Figure dataset records:
+++
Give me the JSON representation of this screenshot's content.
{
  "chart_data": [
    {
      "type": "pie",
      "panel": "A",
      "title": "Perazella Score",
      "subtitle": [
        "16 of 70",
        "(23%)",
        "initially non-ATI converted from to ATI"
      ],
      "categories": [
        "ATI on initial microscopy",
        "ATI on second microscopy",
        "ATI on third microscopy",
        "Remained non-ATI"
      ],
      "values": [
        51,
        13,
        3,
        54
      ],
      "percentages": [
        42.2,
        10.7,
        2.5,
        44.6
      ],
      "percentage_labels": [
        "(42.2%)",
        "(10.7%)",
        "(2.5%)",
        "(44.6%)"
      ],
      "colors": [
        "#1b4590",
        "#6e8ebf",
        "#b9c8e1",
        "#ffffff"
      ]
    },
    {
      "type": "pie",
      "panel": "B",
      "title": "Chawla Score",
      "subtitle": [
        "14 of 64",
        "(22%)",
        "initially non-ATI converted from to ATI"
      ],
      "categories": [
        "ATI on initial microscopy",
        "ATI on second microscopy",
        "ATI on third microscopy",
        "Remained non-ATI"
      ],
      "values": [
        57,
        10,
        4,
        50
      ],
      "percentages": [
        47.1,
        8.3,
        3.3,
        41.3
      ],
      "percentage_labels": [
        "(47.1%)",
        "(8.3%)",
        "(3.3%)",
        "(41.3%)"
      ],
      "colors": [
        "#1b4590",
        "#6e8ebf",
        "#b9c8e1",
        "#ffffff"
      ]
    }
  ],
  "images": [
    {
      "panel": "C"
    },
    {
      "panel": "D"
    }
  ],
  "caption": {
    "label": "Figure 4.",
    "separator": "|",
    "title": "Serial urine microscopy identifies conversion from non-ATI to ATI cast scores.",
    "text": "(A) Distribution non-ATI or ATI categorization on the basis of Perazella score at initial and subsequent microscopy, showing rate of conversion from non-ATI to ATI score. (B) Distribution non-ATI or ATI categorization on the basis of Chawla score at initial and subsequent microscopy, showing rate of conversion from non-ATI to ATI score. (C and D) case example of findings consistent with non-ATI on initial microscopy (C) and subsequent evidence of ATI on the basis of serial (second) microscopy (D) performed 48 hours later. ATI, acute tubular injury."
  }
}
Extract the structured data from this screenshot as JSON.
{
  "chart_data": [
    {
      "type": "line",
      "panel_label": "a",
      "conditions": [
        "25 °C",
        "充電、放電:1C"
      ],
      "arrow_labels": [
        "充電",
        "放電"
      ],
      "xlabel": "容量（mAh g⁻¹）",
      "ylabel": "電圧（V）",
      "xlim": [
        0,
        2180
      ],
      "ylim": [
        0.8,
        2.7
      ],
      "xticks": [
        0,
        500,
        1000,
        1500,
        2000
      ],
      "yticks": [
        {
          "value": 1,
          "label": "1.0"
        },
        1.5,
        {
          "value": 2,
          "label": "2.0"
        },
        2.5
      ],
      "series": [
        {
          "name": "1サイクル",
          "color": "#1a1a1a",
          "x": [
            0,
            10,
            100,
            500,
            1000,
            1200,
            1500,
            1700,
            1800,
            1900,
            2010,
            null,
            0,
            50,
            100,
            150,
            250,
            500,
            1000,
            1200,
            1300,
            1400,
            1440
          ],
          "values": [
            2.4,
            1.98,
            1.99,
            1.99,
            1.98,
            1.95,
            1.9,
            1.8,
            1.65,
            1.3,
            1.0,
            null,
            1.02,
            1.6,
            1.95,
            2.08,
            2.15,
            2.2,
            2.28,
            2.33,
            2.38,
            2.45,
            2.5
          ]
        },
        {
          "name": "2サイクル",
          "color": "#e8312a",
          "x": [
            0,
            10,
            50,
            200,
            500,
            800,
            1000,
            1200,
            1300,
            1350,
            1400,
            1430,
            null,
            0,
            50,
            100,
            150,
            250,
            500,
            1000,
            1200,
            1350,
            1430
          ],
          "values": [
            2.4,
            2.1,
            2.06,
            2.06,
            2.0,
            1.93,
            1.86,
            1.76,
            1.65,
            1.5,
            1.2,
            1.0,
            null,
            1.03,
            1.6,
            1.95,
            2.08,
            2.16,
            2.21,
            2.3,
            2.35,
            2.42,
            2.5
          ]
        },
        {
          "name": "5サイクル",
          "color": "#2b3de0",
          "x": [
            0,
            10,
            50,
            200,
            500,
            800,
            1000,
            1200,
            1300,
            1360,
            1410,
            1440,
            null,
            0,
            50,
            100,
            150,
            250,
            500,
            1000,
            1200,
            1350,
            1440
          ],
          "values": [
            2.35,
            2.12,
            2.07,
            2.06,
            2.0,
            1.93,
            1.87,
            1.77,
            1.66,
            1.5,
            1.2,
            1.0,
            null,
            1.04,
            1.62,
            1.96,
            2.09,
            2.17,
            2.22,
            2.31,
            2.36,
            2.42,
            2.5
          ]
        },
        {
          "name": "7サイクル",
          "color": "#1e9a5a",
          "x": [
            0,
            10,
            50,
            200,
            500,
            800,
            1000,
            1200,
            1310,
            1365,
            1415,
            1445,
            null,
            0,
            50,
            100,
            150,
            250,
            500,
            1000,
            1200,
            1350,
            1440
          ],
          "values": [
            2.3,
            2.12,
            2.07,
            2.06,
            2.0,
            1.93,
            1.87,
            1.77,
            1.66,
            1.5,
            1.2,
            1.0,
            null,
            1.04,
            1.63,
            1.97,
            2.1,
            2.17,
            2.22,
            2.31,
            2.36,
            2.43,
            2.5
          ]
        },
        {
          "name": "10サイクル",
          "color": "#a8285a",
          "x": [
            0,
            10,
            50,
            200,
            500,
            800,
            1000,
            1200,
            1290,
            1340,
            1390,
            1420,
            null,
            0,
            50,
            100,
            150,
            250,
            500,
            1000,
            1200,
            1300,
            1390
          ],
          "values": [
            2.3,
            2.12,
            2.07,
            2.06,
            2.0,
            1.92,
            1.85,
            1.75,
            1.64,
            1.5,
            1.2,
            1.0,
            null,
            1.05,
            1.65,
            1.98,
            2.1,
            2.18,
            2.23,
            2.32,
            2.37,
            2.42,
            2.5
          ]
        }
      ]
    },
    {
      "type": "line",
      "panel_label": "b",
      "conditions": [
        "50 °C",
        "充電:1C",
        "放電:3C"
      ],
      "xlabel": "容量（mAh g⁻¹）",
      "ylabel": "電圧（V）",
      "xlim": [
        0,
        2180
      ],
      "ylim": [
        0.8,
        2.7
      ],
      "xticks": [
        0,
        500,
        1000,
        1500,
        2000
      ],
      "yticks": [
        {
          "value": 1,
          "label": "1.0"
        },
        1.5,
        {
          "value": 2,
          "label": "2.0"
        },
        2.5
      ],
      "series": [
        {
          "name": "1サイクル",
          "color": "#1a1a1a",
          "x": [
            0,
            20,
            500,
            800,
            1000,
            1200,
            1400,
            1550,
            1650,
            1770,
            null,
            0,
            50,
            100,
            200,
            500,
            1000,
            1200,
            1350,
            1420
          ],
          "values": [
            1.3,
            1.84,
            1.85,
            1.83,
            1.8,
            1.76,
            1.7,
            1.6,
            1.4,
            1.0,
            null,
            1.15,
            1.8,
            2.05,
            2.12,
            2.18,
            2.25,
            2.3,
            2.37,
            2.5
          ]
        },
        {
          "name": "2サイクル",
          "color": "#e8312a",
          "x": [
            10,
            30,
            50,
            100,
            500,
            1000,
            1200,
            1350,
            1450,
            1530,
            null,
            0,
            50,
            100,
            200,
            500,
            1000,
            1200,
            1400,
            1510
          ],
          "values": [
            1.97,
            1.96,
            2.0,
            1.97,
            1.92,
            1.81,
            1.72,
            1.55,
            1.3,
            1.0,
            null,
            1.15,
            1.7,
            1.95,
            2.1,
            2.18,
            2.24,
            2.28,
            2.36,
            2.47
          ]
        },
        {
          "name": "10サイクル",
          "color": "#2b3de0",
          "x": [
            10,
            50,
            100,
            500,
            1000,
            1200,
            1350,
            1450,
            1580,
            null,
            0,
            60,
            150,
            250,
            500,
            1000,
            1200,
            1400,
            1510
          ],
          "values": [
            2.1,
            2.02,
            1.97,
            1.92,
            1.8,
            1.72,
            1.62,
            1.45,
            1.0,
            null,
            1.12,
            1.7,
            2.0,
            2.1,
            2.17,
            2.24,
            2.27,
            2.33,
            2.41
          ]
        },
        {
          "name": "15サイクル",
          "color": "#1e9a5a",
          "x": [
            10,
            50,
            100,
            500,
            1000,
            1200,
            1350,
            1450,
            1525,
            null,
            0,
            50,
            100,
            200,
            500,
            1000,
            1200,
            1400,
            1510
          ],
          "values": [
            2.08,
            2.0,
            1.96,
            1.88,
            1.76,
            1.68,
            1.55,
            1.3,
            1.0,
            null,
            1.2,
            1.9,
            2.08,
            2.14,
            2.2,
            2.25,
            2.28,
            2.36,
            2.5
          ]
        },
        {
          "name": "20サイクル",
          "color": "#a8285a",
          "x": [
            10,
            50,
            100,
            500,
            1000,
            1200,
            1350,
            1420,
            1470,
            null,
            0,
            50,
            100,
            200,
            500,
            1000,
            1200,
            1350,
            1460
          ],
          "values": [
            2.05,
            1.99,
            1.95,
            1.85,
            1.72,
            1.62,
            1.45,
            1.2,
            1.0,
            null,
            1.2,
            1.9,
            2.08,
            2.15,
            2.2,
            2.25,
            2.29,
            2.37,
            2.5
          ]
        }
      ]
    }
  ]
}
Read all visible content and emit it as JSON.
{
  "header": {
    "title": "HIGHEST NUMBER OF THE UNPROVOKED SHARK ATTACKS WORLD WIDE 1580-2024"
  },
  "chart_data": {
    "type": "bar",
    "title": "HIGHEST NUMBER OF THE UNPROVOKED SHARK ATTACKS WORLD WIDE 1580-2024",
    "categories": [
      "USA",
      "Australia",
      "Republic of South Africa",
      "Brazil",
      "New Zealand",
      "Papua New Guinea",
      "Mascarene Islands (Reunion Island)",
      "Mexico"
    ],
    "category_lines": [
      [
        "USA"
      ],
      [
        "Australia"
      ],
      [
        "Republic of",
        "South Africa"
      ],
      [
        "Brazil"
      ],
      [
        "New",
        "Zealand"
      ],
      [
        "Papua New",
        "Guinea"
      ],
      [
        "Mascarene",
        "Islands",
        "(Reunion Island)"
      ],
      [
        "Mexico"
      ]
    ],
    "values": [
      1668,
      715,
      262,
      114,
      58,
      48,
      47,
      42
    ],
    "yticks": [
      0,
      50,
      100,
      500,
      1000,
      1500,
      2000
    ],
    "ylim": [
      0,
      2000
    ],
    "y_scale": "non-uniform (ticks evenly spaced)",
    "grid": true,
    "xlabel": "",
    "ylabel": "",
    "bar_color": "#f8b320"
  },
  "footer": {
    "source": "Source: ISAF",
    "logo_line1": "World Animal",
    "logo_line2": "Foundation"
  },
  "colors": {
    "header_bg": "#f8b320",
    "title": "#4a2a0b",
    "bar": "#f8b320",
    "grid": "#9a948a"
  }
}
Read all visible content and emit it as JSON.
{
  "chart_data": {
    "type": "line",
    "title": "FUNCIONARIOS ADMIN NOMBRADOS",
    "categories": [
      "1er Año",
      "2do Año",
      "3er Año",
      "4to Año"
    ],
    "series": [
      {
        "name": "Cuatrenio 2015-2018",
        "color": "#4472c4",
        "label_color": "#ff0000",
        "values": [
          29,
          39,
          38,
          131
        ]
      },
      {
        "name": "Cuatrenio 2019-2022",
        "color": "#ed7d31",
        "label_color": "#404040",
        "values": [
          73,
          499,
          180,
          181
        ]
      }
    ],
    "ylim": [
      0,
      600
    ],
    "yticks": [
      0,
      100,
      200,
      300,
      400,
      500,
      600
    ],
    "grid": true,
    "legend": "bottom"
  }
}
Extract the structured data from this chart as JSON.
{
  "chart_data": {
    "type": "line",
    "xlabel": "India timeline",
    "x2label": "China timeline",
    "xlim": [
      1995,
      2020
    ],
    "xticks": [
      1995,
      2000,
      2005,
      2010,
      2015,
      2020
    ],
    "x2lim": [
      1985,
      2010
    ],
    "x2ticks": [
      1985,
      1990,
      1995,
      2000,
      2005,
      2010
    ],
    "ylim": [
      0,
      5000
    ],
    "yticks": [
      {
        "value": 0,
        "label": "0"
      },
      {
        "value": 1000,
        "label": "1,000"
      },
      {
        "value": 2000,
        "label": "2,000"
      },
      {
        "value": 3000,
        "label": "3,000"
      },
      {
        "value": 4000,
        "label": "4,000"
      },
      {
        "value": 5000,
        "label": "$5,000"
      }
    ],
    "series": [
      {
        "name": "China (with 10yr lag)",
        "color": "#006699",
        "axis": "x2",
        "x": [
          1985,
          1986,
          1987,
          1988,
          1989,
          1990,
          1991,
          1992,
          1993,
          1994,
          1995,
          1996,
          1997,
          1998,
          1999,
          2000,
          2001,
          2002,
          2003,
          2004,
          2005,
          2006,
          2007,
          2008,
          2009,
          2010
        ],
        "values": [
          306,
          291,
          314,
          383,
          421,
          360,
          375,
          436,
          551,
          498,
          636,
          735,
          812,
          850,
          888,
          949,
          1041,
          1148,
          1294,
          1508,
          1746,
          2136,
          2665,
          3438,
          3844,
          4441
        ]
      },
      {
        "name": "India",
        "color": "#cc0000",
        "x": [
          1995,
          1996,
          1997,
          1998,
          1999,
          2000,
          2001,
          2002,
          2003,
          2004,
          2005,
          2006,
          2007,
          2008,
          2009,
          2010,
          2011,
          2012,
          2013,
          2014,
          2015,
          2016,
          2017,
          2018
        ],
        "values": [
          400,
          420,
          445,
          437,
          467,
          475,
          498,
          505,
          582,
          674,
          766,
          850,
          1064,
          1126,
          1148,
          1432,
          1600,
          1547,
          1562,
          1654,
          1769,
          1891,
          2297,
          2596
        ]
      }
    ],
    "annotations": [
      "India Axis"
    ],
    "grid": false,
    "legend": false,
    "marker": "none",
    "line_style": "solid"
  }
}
+++
INSTRUCTION -
Report how many lines of the entries hold the word "timeline". Nothing else is needed.

RESULT OF THE TASK -
2